[START]
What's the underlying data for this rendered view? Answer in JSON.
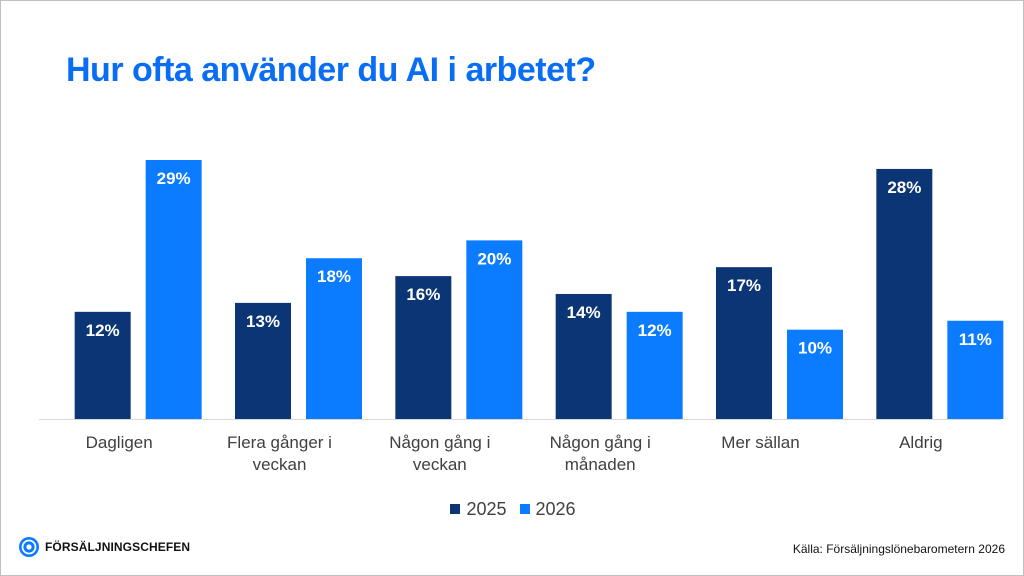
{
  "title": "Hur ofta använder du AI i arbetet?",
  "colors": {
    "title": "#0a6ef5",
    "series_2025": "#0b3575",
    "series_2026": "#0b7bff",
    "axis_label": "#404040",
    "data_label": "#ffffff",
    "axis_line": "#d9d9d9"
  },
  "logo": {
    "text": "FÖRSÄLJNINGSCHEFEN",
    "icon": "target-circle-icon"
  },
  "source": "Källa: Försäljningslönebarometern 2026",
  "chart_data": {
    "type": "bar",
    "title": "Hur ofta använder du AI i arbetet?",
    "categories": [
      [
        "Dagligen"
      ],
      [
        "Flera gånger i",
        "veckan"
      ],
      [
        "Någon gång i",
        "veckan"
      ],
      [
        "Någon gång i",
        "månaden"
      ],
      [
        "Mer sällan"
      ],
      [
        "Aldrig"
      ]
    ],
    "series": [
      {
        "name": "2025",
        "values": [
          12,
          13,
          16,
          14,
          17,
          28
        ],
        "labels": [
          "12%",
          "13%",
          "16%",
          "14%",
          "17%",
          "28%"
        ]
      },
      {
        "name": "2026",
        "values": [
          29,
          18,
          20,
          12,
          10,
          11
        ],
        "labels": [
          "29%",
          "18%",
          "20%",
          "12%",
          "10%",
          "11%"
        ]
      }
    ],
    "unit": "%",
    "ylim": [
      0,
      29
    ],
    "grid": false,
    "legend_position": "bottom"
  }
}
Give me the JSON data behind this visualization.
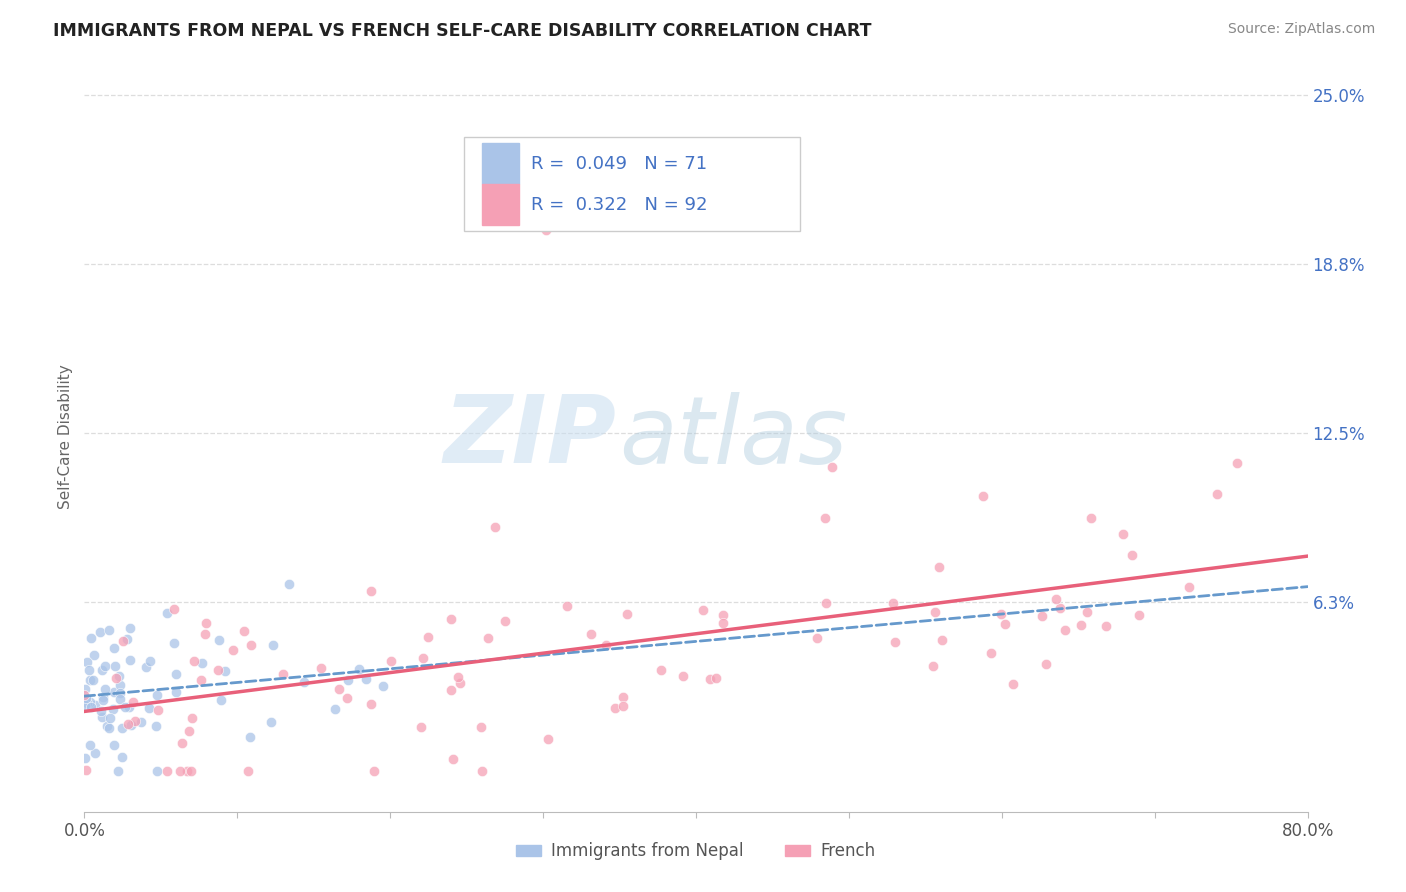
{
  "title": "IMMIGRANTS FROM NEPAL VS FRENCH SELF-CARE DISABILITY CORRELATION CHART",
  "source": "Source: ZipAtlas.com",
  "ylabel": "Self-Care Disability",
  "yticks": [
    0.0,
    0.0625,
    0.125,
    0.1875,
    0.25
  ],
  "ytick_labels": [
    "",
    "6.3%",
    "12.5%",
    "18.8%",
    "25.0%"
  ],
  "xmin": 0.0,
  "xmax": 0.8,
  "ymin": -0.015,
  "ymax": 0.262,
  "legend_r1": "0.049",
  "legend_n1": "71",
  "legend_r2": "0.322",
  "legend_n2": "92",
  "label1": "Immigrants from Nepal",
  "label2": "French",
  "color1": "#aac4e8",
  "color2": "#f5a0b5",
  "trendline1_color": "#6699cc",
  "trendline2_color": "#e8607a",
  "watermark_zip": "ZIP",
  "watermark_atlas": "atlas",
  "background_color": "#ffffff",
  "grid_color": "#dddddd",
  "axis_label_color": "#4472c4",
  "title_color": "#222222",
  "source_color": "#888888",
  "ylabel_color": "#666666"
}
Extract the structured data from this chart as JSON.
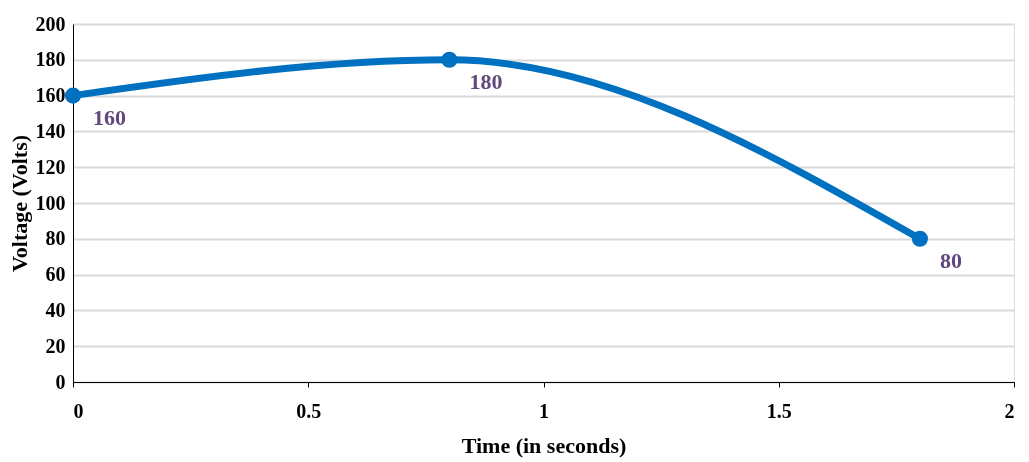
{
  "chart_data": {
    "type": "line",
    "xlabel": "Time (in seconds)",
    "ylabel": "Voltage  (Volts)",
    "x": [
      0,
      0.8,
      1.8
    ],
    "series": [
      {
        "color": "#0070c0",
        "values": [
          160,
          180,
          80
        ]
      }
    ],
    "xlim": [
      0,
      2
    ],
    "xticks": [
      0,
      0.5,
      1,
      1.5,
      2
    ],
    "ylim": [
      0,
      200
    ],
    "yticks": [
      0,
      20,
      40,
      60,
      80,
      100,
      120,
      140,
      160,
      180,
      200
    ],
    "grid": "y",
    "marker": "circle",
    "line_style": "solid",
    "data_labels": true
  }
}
[END]
#### OBJECTIVE
Extract the run of lines beginning with the line that holds "Extract the structured" and ending at the last line of the data, inclusive. Exclude any pictures from the copy.

#### FULL RESPONSE
Extract the structured data from this chart as JSON.
{
  "chart_data": {
    "type": "line",
    "xlabel": "Time (in seconds)",
    "ylabel": "Voltage  (Volts)",
    "x": [
      0,
      0.8,
      1.8
    ],
    "series": [
      {
        "color": "#0070c0",
        "values": [
          160,
          180,
          80
        ]
      }
    ],
    "xlim": [
      0,
      2
    ],
    "xticks": [
      0,
      0.5,
      1,
      1.5,
      2
    ],
    "ylim": [
      0,
      200
    ],
    "yticks": [
      0,
      20,
      40,
      60,
      80,
      100,
      120,
      140,
      160,
      180,
      200
    ],
    "grid": "y",
    "marker": "circle",
    "line_style": "solid",
    "data_labels": true
  }
}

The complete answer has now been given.